Pharmaceutical compositions in accordance to the present invention
may be prepared as is known in the art so as to be suitable for
oral, intravenous, intramuscular, rectal, transdermal or nasal
(e.g., nasal spray) administration. It may also be prepared for
topical administration in the form of creams, ointments,
suspensions, etc.
[0112] A few saccharides have been noted as being important both as
commodity chemicals in the food, textile, and petroleum industries,
and as specialty chemicals, primarily in the medical field. To
date, the absence of an efficient process for preparing saccharide
compositions has made it impossible to obtain commercial
compositions containing, as an active ingredient, a saccharide
composition.
[0113] The present invention makes such saccharide compositions
readily available in large quantity for the first time. With the
method of the present invention, saccharide compositions heretofore
available only in miniscule quantities, and saccharide compositions
heretofore unavailable, are readily made in gram and kilogram
quantities. The purity of the saccharide compositions provided in
accordance to the present invention exceeds 95 wt. %. In some
applications requiring a high level of purity, the method of the
present invention can be used to obtain saccharide compositions
containing purity levels of from 98 wt. % to essentially 100 wt.

===============

◆ EXPLORE THE MATERIAL:
A. Using the passage on saccharide compositions, decide whether each statement agrees with it: (i) the compositions can be prepared for nasal administration; (ii) commercial compositions with a saccharide composition as the active ingredient were already available before the invention; (iii) the purity of the saccharide compositions exceeds 95 wt. %. Answer yes or no for each, and quote the deciding words.
B. Carry the passage on saccharide compositions forward from where it ends by writing its next part.
The records are separate material, unrelated to the passage on saccharide compositions.

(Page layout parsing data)
===============

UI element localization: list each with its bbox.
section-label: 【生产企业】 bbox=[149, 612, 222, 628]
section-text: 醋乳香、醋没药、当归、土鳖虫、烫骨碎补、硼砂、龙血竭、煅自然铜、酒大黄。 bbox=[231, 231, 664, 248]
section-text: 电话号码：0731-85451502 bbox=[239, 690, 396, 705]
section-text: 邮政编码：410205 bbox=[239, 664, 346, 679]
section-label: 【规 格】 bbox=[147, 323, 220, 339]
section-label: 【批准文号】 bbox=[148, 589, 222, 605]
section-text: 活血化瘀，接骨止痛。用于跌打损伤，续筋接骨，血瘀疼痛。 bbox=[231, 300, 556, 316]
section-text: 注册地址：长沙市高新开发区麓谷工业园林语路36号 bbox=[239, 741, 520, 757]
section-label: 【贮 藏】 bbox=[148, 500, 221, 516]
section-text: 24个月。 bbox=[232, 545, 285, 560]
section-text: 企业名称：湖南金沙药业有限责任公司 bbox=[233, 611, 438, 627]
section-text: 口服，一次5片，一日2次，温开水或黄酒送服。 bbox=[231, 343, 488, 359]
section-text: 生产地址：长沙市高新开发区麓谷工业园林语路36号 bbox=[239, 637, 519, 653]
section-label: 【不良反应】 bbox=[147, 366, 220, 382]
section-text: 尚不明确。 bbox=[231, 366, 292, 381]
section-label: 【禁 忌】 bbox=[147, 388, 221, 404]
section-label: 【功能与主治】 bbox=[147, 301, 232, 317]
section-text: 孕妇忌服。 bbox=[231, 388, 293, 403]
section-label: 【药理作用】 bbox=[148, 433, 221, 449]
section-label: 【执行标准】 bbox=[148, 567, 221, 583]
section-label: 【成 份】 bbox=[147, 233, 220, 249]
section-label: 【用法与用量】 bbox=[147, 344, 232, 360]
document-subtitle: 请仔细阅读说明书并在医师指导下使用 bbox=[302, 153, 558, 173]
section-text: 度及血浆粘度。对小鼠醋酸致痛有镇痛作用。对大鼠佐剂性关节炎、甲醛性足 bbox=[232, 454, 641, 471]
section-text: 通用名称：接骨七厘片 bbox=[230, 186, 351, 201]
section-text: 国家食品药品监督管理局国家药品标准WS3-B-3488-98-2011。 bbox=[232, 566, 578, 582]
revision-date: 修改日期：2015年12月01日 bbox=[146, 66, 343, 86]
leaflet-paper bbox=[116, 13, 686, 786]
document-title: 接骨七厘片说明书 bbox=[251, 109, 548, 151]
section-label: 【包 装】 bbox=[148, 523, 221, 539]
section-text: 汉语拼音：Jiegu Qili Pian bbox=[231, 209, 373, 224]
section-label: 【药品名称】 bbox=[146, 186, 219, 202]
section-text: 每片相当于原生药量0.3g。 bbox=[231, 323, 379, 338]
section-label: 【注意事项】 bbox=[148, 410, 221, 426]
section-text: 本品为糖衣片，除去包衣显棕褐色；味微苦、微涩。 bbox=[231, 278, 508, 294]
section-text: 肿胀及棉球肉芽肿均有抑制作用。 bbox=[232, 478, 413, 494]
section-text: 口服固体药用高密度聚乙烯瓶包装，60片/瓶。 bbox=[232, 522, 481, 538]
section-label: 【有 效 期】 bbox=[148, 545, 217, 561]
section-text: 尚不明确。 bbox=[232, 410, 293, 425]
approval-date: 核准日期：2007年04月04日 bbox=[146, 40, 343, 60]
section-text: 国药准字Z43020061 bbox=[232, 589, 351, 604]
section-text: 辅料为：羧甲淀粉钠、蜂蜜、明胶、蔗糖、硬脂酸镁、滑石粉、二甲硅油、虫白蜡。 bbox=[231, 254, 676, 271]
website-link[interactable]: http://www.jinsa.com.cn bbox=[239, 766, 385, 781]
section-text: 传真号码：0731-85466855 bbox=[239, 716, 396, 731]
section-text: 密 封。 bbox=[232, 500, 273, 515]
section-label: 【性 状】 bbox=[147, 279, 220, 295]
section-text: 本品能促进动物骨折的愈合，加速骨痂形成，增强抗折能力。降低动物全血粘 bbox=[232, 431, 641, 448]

===============

◆ WRITTEN ANSWERS:
A.
(i) Yes: "oral, intravenous, intramuscular, rectal, transdermal or nasal (e.g., nasal spray) administration."
(ii) No: "the absence of an efficient process for preparing saccharide compositions has made it impossible to obtain commercial compositions containing, as an active ingredient, a saccharide composition."
(iii) Yes: "The purity of the saccharide compositions provided in accordance to the present invention exceeds 95 wt. %."

B.
%.
[0114] The present invention thus now provides for the first time
pharmaceutical compositions and other compositions containing
saccharide compositions present invention present in an effective
amount. The present invention provides compositions containing the
saccharide compositions obtained in accordance with the present
invention present in the amount of at least 100 mg, preferably at
least 500 mg, and up to 95 wt. % of the composition.
[0115] In another embodiment, the present invention provides an
apparatus suitable for use in accordance with the present invention
for the glycosyltransferase catalyzed synthesis of a saccharide
composition. Illustrative configurations for such apparatus are
provided in FIGS. 1, 2 and 3.
[0116] In a very basic embodiment the apparatus of the present
invention contains one reaction chamber in which all of the
glycosyltransferases, all the preselected saccharide units and the
initial acceptor moiety are combined. Due to the specificity of the
glycosyltransferases, this mixture, given sufficient time, will
produce the saccharide composition of the present invention.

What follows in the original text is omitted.